• [Aim] Below are some entries; can you quote all of them exactly?
========
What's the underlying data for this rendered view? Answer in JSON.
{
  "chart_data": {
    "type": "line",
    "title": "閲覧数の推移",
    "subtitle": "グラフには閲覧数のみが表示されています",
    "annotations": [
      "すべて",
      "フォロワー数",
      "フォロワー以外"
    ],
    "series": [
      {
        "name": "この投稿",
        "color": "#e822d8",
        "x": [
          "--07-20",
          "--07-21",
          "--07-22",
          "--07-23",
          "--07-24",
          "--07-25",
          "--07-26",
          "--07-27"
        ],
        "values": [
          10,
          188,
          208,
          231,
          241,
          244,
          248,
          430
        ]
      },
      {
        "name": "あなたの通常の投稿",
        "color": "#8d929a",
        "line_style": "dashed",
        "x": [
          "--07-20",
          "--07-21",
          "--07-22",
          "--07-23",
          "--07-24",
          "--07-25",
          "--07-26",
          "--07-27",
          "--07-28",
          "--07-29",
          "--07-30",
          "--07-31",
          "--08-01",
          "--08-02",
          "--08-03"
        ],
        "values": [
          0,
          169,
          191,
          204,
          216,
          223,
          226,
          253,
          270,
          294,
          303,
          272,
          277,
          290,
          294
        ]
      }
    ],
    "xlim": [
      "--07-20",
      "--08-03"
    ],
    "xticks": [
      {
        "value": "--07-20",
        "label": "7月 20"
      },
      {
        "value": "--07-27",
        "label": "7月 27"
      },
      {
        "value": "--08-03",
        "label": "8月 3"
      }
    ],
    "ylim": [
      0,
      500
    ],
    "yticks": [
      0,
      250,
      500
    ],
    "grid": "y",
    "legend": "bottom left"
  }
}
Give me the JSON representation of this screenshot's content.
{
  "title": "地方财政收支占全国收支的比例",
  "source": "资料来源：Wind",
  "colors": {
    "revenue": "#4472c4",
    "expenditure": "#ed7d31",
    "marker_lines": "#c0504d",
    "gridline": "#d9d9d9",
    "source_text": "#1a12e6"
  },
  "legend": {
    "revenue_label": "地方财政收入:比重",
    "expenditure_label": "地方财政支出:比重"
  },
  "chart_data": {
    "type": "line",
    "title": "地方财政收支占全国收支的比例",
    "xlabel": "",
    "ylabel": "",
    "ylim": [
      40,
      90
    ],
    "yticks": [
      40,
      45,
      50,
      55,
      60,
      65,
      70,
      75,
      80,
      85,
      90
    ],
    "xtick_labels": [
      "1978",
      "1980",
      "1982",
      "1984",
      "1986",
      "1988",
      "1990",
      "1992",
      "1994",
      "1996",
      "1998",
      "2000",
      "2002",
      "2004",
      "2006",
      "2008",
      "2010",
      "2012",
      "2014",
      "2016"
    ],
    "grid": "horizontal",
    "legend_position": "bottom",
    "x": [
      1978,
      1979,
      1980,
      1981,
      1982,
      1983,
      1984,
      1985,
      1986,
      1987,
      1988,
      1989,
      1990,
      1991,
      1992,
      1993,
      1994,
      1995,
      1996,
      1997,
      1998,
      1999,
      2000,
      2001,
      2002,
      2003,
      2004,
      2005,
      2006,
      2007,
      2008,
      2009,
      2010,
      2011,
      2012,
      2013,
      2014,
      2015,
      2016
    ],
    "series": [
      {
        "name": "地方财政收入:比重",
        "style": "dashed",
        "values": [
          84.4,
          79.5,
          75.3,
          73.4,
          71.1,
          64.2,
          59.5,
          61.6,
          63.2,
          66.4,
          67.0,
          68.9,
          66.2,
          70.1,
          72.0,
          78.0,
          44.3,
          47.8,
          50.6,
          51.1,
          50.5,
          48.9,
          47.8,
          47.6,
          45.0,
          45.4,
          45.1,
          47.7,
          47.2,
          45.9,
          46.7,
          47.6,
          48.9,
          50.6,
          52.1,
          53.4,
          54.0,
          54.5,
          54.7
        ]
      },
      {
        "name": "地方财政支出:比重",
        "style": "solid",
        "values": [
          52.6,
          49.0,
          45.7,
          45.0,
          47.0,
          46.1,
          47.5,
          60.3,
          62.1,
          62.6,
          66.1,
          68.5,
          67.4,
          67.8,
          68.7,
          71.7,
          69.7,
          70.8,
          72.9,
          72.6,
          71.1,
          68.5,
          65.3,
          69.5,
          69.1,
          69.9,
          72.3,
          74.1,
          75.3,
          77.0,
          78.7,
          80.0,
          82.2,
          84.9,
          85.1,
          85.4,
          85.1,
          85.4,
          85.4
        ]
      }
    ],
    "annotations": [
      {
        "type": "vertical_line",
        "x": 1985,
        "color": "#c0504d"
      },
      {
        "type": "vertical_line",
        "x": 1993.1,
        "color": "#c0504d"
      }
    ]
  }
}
========
• [Answer to this problem]
What's the underlying data for this rendered view? Answer in JSON.
{
  "chart_data": {
    "type": "line",
    "title": "閲覧数の推移",
    "subtitle": "グラフには閲覧数のみが表示されています",
    "annotations": [
      "すべて",
      "フォロワー数",
      "フォロワー以外"
    ],
    "series": [
      {
        "name": "この投稿",
        "color": "#e822d8",
        "x": [
          "--07-20",
          "--07-21",
          "--07-22",
          "--07-23",
          "--07-24",
          "--07-25",
          "--07-26",
          "--07-27"
        ],
        "values": [
          10,
          188,
          208,
          231,
          241,
          244,
          248,
          430
        ]
      },
      {
        "name": "あなたの通常の投稿",
        "color": "#8d929a",
        "line_style": "dashed",
        "x": [
          "--07-20",
          "--07-21",
          "--07-22",
          "--07-23",
          "--07-24",
          "--07-25",
          "--07-26",
          "--07-27",
          "--07-28",
          "--07-29",
          "--07-30",
          "--07-31",
          "--08-01",
          "--08-02",
          "--08-03"
        ],
        "values": [
          0,
          169,
          191,
          204,
          216,
          223,
          226,
          253,
          270,
          294,
          303,
          272,
          277,
          290,
          294
        ]
      }
    ],
    "xlim": [
      "--07-20",
      "--08-03"
    ],
    "xticks": [
      {
        "value": "--07-20",
        "label": "7月 20"
      },
      {
        "value": "--07-27",
        "label": "7月 27"
      },
      {
        "value": "--08-03",
        "label": "8月 3"
      }
    ],
    "ylim": [
      0,
      500
    ],
    "yticks": [
      0,
      250,
      500
    ],
    "grid": "y",
    "legend": "bottom left"
  }
}
Give me the JSON representation of this screenshot's content.
{
  "title": "地方财政收支占全国收支的比例",
  "source": "资料来源：Wind",
  "colors": {
    "revenue": "#4472c4",
    "expenditure": "#ed7d31",
    "marker_lines": "#c0504d",
    "gridline": "#d9d9d9",
    "source_text": "#1a12e6"
  },
  "legend": {
    "revenue_label": "地方财政收入:比重",
    "expenditure_label": "地方财政支出:比重"
  },
  "chart_data": {
    "type": "line",
    "title": "地方财政收支占全国收支的比例",
    "xlabel": "",
    "ylabel": "",
    "ylim": [
      40,
      90
    ],
    "yticks": [
      40,
      45,
      50,
      55,
      60,
      65,
      70,
      75,
      80,
      85,
      90
    ],
    "xtick_labels": [
      "1978",
      "1980",
      "1982",
      "1984",
      "1986",
      "1988",
      "1990",
      "1992",
      "1994",
      "1996",
      "1998",
      "2000",
      "2002",
      "2004",
      "2006",
      "2008",
      "2010",
      "2012",
      "2014",
      "2016"
    ],
    "grid": "horizontal",
    "legend_position": "bottom",
    "x": [
      1978,
      1979,
      1980,
      1981,
      1982,
      1983,
      1984,
      1985,
      1986,
      1987,
      1988,
      1989,
      1990,
      1991,
      1992,
      1993,
      1994,
      1995,
      1996,
      1997,
      1998,
      1999,
      2000,
      2001,
      2002,
      2003,
      2004,
      2005,
      2006,
      2007,
      2008,
      2009,
      2010,
      2011,
      2012,
      2013,
      2014,
      2015,
      2016
    ],
    "series": [
      {
        "name": "地方财政收入:比重",
        "style": "dashed",
        "values": [
          84.4,
          79.5,
          75.3,
          73.4,
          71.1,
          64.2,
          59.5,
          61.6,
          63.2,
          66.4,
          67.0,
          68.9,
          66.2,
          70.1,
          72.0,
          78.0,
          44.3,
          47.8,
          50.6,
          51.1,
          50.5,
          48.9,
          47.8,
          47.6,
          45.0,
          45.4,
          45.1,
          47.7,
          47.2,
          45.9,
          46.7,
          47.6,
          48.9,
          50.6,
          52.1,
          53.4,
          54.0,
          54.5,
          54.7
        ]
      },
      {
        "name": "地方财政支出:比重",
        "style": "solid",
        "values": [
          52.6,
          49.0,
          45.7,
          45.0,
          47.0,
          46.1,
          47.5,
          60.3,
          62.1,
          62.6,
          66.1,
          68.5,
          67.4,
          67.8,
          68.7,
          71.7,
          69.7,
          70.8,
          72.9,
          72.6,
          71.1,
          68.5,
          65.3,
          69.5,
          69.1,
          69.9,
          72.3,
          74.1,
          75.3,
          77.0,
          78.7,
          80.0,
          82.2,
          84.9,
          85.1,
          85.4,
          85.1,
          85.4,
          85.4
        ]
      }
    ],
    "annotations": [
      {
        "type": "vertical_line",
        "x": 1985,
        "color": "#c0504d"
      },
      {
        "type": "vertical_line",
        "x": 1993.1,
        "color": "#c0504d"
      }
    ]
  }
}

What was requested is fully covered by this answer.